Requirement 1 >>
Repeat the forum thread about house-training dogs in full, word for word.
Requirement 2 >>
In the listing, swap "plot-band" for "shaded-band" in the lines starting at the one containing "gridlines: [62, 48, 840, 491]" and ending at the one containing "plot-band: [62, 175, 840, 207]", leaving everything else unchanged. Give back only those lines.

-- begin Excerpted text --

Just a rule of thumb (I learned this the hard way lol) putting the training pads down (wee wee and etc) is a TERRIBLE idea. it shows the dog that that spot is where they are supposed to pee >.< 
Maybe that could be why? Also, some dogs just really dont do well in the crate. My nanas boxer was one of them, when he was left outside of the house though he was fine, and on another forum Im a part of a girl had the same issue and when she decided to leave her dog out of the crate he did perfectly fine (he was doing #1 and #2 in the crate constantly and making himself sick.
Good luck!


----------



## Celt (Dec 27, 2010)

I can't offer much help since, except for when Scotty broke his leg, we've never crated the boys. I just wanted to say that neither of the boys has ever whined when they've needed out. Scotty stares intently at either the door or a person when he needs to go without making a sound (until recently when he "huffed" one time in the middle of the night). Blaise is a little more physical, he comes and bats (smacks) at a person then "bounces" around the room/house (was a tad difficult to figure out this was his way of asking for out). Iggies are notorious for being "slow" to house train.


----------



## swolek (Mar 31, 2011)

Celt said:


> I can't offer much help since, except for when Scotty broke his leg, we've never crated the boys. I just wanted to say that neither of the boys has ever whined when they've needed out. Scotty stares intently at either the door or a person when he needs to go without making a sound (until recently when he "huffed" one time in the middle of the night). Blaise is a little more physical, he comes and bats (smacks) at a person then "bounces" around the room/house (was a tad difficult to figure out this was his way of asking for out). Iggies are notorious for being "slow" to house train.


Our Cockers are the same way. We have three and none of them cry except occasionally Bambi if she's desperate (like feeling sick). Sophie stares intently and sometimes goes near the door, Bambi sits in front of the person and stares, and Gracie gives a quick glance, walks over to the door, and uses her pee pad if no one takes her out that second or taps her shoulder (haha). Some dogs just don't use vocalizations and it takes a bit of work to learn the signs. My Dachshund, Rocky, never let me know at all. I had to take him out frequently and hope for the best (the breed is known for being tricky to house-train and I believe Italian Greyhounds are too).


----------

-- end Excerpted text --
-- begin Record list --

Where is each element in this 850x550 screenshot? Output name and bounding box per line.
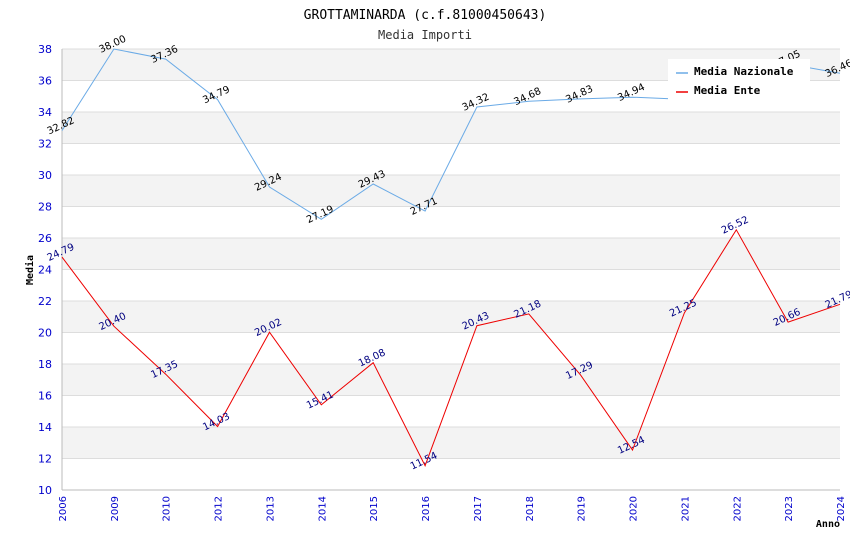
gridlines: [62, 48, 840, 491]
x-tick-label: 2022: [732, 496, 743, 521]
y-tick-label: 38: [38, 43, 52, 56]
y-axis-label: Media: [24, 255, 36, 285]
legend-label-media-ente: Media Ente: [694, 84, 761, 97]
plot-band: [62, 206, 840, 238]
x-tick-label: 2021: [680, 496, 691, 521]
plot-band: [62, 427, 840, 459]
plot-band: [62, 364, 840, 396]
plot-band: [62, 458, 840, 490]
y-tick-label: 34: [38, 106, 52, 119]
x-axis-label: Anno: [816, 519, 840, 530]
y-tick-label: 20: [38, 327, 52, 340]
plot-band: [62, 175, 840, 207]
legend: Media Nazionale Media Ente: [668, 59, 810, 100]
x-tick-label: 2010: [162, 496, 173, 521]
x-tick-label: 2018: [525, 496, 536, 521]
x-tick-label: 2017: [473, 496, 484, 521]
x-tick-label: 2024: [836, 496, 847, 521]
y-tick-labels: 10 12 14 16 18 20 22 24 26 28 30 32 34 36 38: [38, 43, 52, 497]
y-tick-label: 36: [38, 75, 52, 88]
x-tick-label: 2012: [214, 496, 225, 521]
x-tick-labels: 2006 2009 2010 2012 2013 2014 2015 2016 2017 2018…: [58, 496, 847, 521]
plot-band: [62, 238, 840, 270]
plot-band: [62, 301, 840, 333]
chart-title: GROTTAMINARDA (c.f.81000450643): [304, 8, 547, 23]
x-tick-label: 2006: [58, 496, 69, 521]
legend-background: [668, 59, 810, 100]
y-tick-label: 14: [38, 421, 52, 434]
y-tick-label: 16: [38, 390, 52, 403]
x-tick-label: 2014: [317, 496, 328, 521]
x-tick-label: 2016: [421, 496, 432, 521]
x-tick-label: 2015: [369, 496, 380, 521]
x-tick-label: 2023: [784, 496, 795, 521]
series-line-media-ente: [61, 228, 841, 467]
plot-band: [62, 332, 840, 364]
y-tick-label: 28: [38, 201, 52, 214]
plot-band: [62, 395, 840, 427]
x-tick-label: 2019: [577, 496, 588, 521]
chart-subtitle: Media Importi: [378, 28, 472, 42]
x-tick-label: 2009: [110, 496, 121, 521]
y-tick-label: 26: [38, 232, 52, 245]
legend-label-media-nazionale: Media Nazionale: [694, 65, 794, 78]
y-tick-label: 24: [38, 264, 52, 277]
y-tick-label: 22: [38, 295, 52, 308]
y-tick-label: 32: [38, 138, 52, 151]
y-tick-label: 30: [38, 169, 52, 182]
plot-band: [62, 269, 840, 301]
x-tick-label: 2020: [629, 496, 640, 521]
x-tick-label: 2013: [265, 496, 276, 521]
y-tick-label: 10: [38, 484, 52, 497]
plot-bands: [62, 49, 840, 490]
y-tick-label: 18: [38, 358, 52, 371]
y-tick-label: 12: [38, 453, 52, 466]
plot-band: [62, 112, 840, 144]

-- end Record list --

Final answer 1 >>
Just a rule of thumb (I learned this the hard way lol) putting the training pads down (wee wee and etc) is a TERRIBLE idea. it shows the dog that that spot is where they are supposed to pee >.< 
Maybe that could be why? Also, some dogs just really dont do well in the crate. My nanas boxer was one of them, when he was left outside of the house though he was fine, and on another forum Im a part of a girl had the same issue and when she decided to leave her dog out of the crate he did perfectly fine (he was doing #1 and #2 in the crate constantly and making himself sick.
Good luck!


----------



## Celt (Dec 27, 2010)

I can't offer much help since, except for when Scotty broke his leg, we've never crated the boys. I just wanted to say that neither of the boys has ever whined when they've needed out. Scotty stares intently at either the door or a person when he needs to go without making a sound (until recently when he "huffed" one time in the middle of the night). Blaise is a little more physical, he comes and bats (smacks) at a person then "bounces" around the room/house (was a tad difficult to figure out this was his way of asking for out). Iggies are notorious for being "slow" to house train.


----------



## swolek (Mar 31, 2011)

Celt said:


> I can't offer much help since, except for when Scotty broke his leg, we've never crated the boys. I just wanted to say that neither of the boys has ever whined when they've needed out. Scotty stares intently at either the door or a person when he needs to go without making a sound (until recently when he "huffed" one time in the middle of the night). Blaise is a little more physical, he comes and bats (smacks) at a person then "bounces" around the room/house (was a tad difficult to figure out this was his way of asking for out). Iggies are notorious for being "slow" to house train.


Our Cockers are the same way. We have three and none of them cry except occasionally Bambi if she's desperate (like feeling sick). Sophie stares intently and sometimes goes near the door, Bambi sits in front of the person and stares, and Gracie gives a quick glance, walks over to the door, and uses her pee pad if no one takes her out that second or taps her shoulder (haha). Some dogs just don't use vocalizations and it takes a bit of work to learn the signs. My Dachshund, Rocky, never let me know at all. I had to take him out frequently and hope for the best (the breed is known for being tricky to house-train and I believe Italian Greyhounds are too).


----------

Final answer 2 >>
gridlines: [62, 48, 840, 491]
x-tick-label: 2022: [732, 496, 743, 521]
y-tick-label: 38: [38, 43, 52, 56]
y-axis-label: Media: [24, 255, 36, 285]
legend-label-media-ente: Media Ente: [694, 84, 761, 97]
shaded-band: [62, 206, 840, 238]
x-tick-label: 2021: [680, 496, 691, 521]
shaded-band: [62, 427, 840, 459]
shaded-band: [62, 364, 840, 396]
shaded-band: [62, 458, 840, 490]
y-tick-label: 34: [38, 106, 52, 119]
x-axis-label: Anno: [816, 519, 840, 530]
y-tick-label: 20: [38, 327, 52, 340]
shaded-band: [62, 175, 840, 207]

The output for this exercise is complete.